_WRITTEN EXERCISE_
Omit the pictures, then reproduce every remaining record exactly.

•••••

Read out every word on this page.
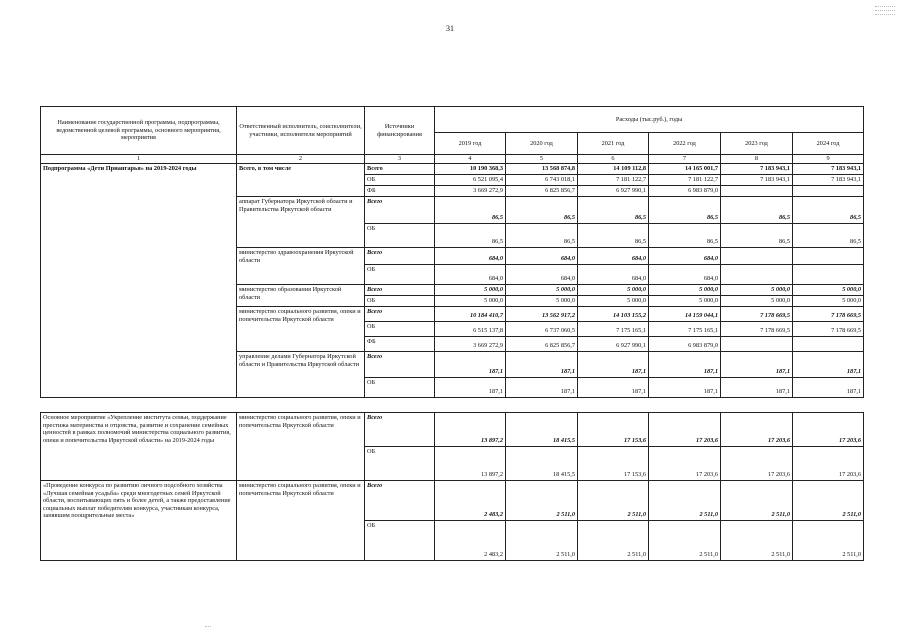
31
Наименование государственной программы, подпрограммы, ведомственной целевой программы, основного мероприятия, мероприятия	Ответственный исполнитель, соисполнители, участники, исполнители мероприятий	Источники финансирования	Расходы (тыс.руб.), годы					
			2019 год	2020 год	2021 год	2022 год	2023 год	2024 год
1	2	3	4	5	6	7	8	9
Подпрограмма «Дети Приангарья» на 2019-2024 годы	Всего, в том числе	Всего	10 190 368,3	13 568 874,8	14 109 112,8	14 165 001,7	7 183 943,1	7 183 943,1
		ОБ	6 521 095,4	6 743 018,1	7 181 122,7	7 181 122,7	7 183 943,1	7 183 943,1
		ФБ	3 669 272,9	6 825 856,7	6 927 990,1	6 983 879,0		
	аппарат Губернатора Иркутской области и Правительства Иркутской области	Всего	86,5	86,5	86,5	86,5	86,5	86,5
		ОБ	86,5	86,5	86,5	86,5	86,5	86,5
	министерство здравоохранения Иркутской области	Всего	684,0	684,0	684,0	684,0		
		ОБ	684,0	684,0	684,0	684,0		
	министерство образования Иркутской области	Всего	5 000,0	5 000,0	5 000,0	5 000,0	5 000,0	5 000,0
		ОБ	5 000,0	5 000,0	5 000,0	5 000,0	5 000,0	5 000,0
	министерство социального развития, опеки и попечительства Иркутской области	Всего	10 184 410,7	13 562 917,2	14 103 155,2	14 159 044,1	7 178 669,5	7 178 669,5
		ОБ	6 515 137,8	6 737 060,5	7 175 165,1	7 175 165,1	7 178 669,5	7 178 669,5
		ФБ	3 669 272,9	6 825 856,7	6 927 990,1	6 983 879,0		
	управление делами Губернатора Иркутской области и Правительства Иркутской области	Всего	187,1	187,1	187,1	187,1	187,1	187,1
		ОБ	187,1	187,1	187,1	187,1	187,1	187,1
Основное мероприятие «Укрепление института семьи, поддержание престижа материнства и отцовства, развитие и сохранение семейных ценностей в рамках полномочий министерства социального развития, опеки и попечительства Иркутской области» на 2019-2024 годы	министерство социального развития, опеки и попечительства Иркутской области	Всего	13 897,2	18 415,5	17 153,6	17 203,6	17 203,6	17 203,6
		ОБ	13 897,2	18 415,5	17 153,6	17 203,6	17 203,6	17 203,6
«Проведение конкурса по развитию личного подсобного хозяйства «Лучшая семейная усадьба» среди многодетных семей Иркутской области, воспитывающих пять и более детей, а также предоставление социальных выплат победителям конкурса, участникам конкурса, занявшим поощрительные места»	министерство социального развития, опеки и попечительства Иркутской области	Всего	2 483,2	2 511,0	2 511,0	2 511,0	2 511,0	2 511,0
		ОБ	2 483,2	2 511,0	2 511,0	2 511,0	2 511,0	2 511,0
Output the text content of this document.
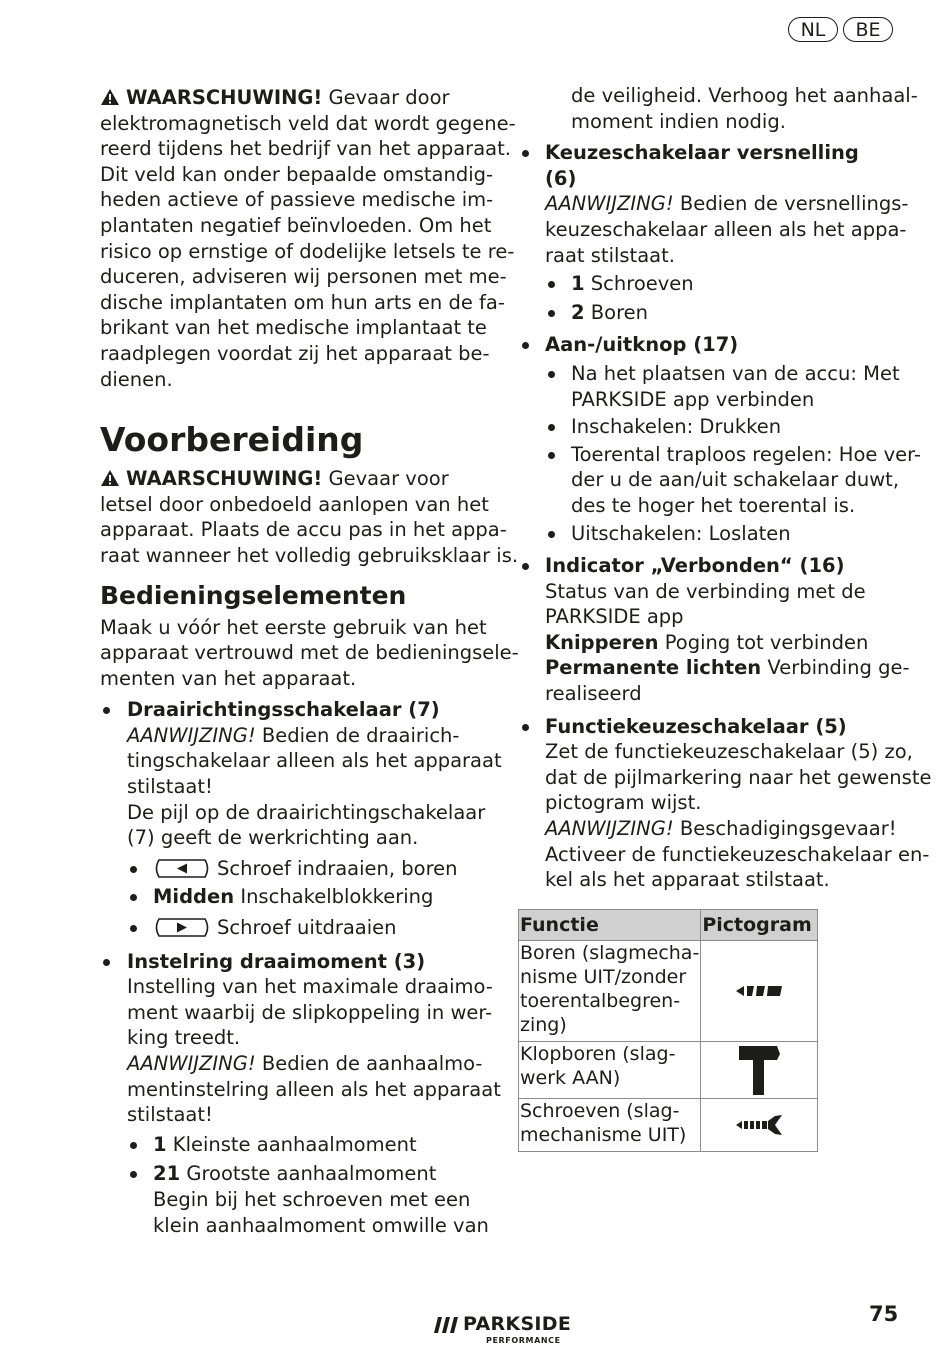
NL	BE
WAARSCHUWING! Gevaar door
elektromagnetisch veld dat wordt gegene-
reerd tijdens het bedrijf van het apparaat.
Dit veld kan onder bepaalde omstandig-
heden actieve of passieve medische im-
plantaten negatief beïnvloeden. Om het
risico op ernstige of dodelijke letsels te re-
duceren, adviseren wij personen met me-
dische implantaten om hun arts en de fa-
brikant van het medische implantaat te
raadplegen voordat zij het apparaat be-
dienen.
Voorbereiding
WAARSCHUWING! Gevaar voor
letsel door onbedoeld aanlopen van het
apparaat. Plaats de accu pas in het appa-
raat wanneer het volledig gebruiksklaar is.
Bedieningselementen
Maak u vóór het eerste gebruik van het
apparaat vertrouwd met de bedieningsele-
menten van het apparaat.
Draairichtingsschakelaar (7)
AANWIJZING! Bedien de draairich-
tingschakelaar alleen als het apparaat
stilstaat!
De pijl op de draairichtingschakelaar
(7) geeft de werkrichting aan.
Schroef indraaien, boren
Midden Inschakelblokkering
Schroef uitdraaien
Instelring draaimoment (3)
Instelling van het maximale draaimo-
ment waarbij de slipkoppeling in wer-
king treedt.
AANWIJZING! Bedien de aanhaalmo-
mentinstelring alleen als het apparaat
stilstaat!
1 Kleinste aanhaalmoment
21 Grootste aanhaalmoment
Begin bij het schroeven met een
klein aanhaalmoment omwille van
de veiligheid. Verhoog het aanhaal-
moment indien nodig.
Keuzeschakelaar versnelling
(6)
AANWIJZING! Bedien de versnellings-
keuzeschakelaar alleen als het appa-
raat stilstaat.
1 Schroeven
2 Boren
Aan-/uitknop (17)
Na het plaatsen van de accu: Met
PARKSIDE app verbinden
Inschakelen: Drukken
Toerental traploos regelen: Hoe ver-
der u de aan/uit schakelaar duwt,
des te hoger het toerental is.
Uitschakelen: Loslaten
Indicator „Verbonden“ (16)
Status van de verbinding met de
PARKSIDE app
Knipperen Poging tot verbinden
Permanente lichten Verbinding ge-
realiseerd
Functiekeuzeschakelaar (5)
Zet de functiekeuzeschakelaar (5) zo,
dat de pijlmarkering naar het gewenste
pictogram wijst.
AANWIJZING! Beschadigingsgevaar!
Activeer de functiekeuzeschakelaar en-
kel als het apparaat stilstaat.
Functie	Pictogram

Boren (slagmecha-
nisme UIT/zonder
toerentalbegren-
zing)

Klopboren (slag-
werk AAN)

Schroeven (slag-
mechanisme UIT)

PARKSIDE
PERFORMANCE
75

•••••

_SOLUTION TO THE PROBLEM_
Read out every word on this page.
31
Наименование государственной программы, подпрограммы, ведомственной целевой программы, основного мероприятия, мероприятия	Ответственный исполнитель, соисполнители, участники, исполнители мероприятий	Источники финансирования	Расходы (тыс.руб.), годы					
			2019 год	2020 год	2021 год	2022 год	2023 год	2024 год
1	2	3	4	5	6	7	8	9
Подпрограмма «Дети Приангарья» на 2019-2024 годы	Всего, в том числе	Всего	10 190 368,3	13 568 874,8	14 109 112,8	14 165 001,7	7 183 943,1	7 183 943,1
		ОБ	6 521 095,4	6 743 018,1	7 181 122,7	7 181 122,7	7 183 943,1	7 183 943,1
		ФБ	3 669 272,9	6 825 856,7	6 927 990,1	6 983 879,0		
	аппарат Губернатора Иркутской области и Правительства Иркутской области	Всего	86,5	86,5	86,5	86,5	86,5	86,5
		ОБ	86,5	86,5	86,5	86,5	86,5	86,5
	министерство здравоохранения Иркутской области	Всего	684,0	684,0	684,0	684,0		
		ОБ	684,0	684,0	684,0	684,0		
	министерство образования Иркутской области	Всего	5 000,0	5 000,0	5 000,0	5 000,0	5 000,0	5 000,0
		ОБ	5 000,0	5 000,0	5 000,0	5 000,0	5 000,0	5 000,0
	министерство социального развития, опеки и попечительства Иркутской области	Всего	10 184 410,7	13 562 917,2	14 103 155,2	14 159 044,1	7 178 669,5	7 178 669,5
		ОБ	6 515 137,8	6 737 060,5	7 175 165,1	7 175 165,1	7 178 669,5	7 178 669,5
		ФБ	3 669 272,9	6 825 856,7	6 927 990,1	6 983 879,0		
	управление делами Губернатора Иркутской области и Правительства Иркутской области	Всего	187,1	187,1	187,1	187,1	187,1	187,1
		ОБ	187,1	187,1	187,1	187,1	187,1	187,1
Основное мероприятие «Укрепление института семьи, поддержание престижа материнства и отцовства, развитие и сохранение семейных ценностей в рамках полномочий министерства социального развития, опеки и попечительства Иркутской области» на 2019-2024 годы	министерство социального развития, опеки и попечительства Иркутской области	Всего	13 897,2	18 415,5	17 153,6	17 203,6	17 203,6	17 203,6
		ОБ	13 897,2	18 415,5	17 153,6	17 203,6	17 203,6	17 203,6
«Проведение конкурса по развитию личного подсобного хозяйства «Лучшая семейная усадьба» среди многодетных семей Иркутской области, воспитывающих пять и более детей, а также предоставление социальных выплат победителям конкурса, участникам конкурса, занявшим поощрительные места»	министерство социального развития, опеки и попечительства Иркутской области	Всего	2 483,2	2 511,0	2 511,0	2 511,0	2 511,0	2 511,0
		ОБ	2 483,2	2 511,0	2 511,0	2 511,0	2 511,0	2 511,0
Output the text content of this document.
NL	BE
WAARSCHUWING! Gevaar door
elektromagnetisch veld dat wordt gegene-
reerd tijdens het bedrijf van het apparaat.
Dit veld kan onder bepaalde omstandig-
heden actieve of passieve medische im-
plantaten negatief beïnvloeden. Om het
risico op ernstige of dodelijke letsels te re-
duceren, adviseren wij personen met me-
dische implantaten om hun arts en de fa-
brikant van het medische implantaat te
raadplegen voordat zij het apparaat be-
dienen.
Voorbereiding
WAARSCHUWING! Gevaar voor
letsel door onbedoeld aanlopen van het
apparaat. Plaats de accu pas in het appa-
raat wanneer het volledig gebruiksklaar is.
Bedieningselementen
Maak u vóór het eerste gebruik van het
apparaat vertrouwd met de bedieningsele-
menten van het apparaat.
Draairichtingsschakelaar (7)
AANWIJZING! Bedien de draairich-
tingschakelaar alleen als het apparaat
stilstaat!
De pijl op de draairichtingschakelaar
(7) geeft de werkrichting aan.
Schroef indraaien, boren
Midden Inschakelblokkering
Schroef uitdraaien
Instelring draaimoment (3)
Instelling van het maximale draaimo-
ment waarbij de slipkoppeling in wer-
king treedt.
AANWIJZING! Bedien de aanhaalmo-
mentinstelring alleen als het apparaat
stilstaat!
1 Kleinste aanhaalmoment
21 Grootste aanhaalmoment
Begin bij het schroeven met een
klein aanhaalmoment omwille van
de veiligheid. Verhoog het aanhaal-
moment indien nodig.
Keuzeschakelaar versnelling
(6)
AANWIJZING! Bedien de versnellings-
keuzeschakelaar alleen als het appa-
raat stilstaat.
1 Schroeven
2 Boren
Aan-/uitknop (17)
Na het plaatsen van de accu: Met
PARKSIDE app verbinden
Inschakelen: Drukken
Toerental traploos regelen: Hoe ver-
der u de aan/uit schakelaar duwt,
des te hoger het toerental is.
Uitschakelen: Loslaten
Indicator „Verbonden“ (16)
Status van de verbinding met de
PARKSIDE app
Knipperen Poging tot verbinden
Permanente lichten Verbinding ge-
realiseerd
Functiekeuzeschakelaar (5)
Zet de functiekeuzeschakelaar (5) zo,
dat de pijlmarkering naar het gewenste
pictogram wijst.
AANWIJZING! Beschadigingsgevaar!
Activeer de functiekeuzeschakelaar en-
kel als het apparaat stilstaat.
Functie	Pictogram

Boren (slagmecha-
nisme UIT/zonder
toerentalbegren-
zing)

Klopboren (slag-
werk AAN)

Schroeven (slag-
mechanisme UIT)

PARKSIDE
PERFORMANCE
75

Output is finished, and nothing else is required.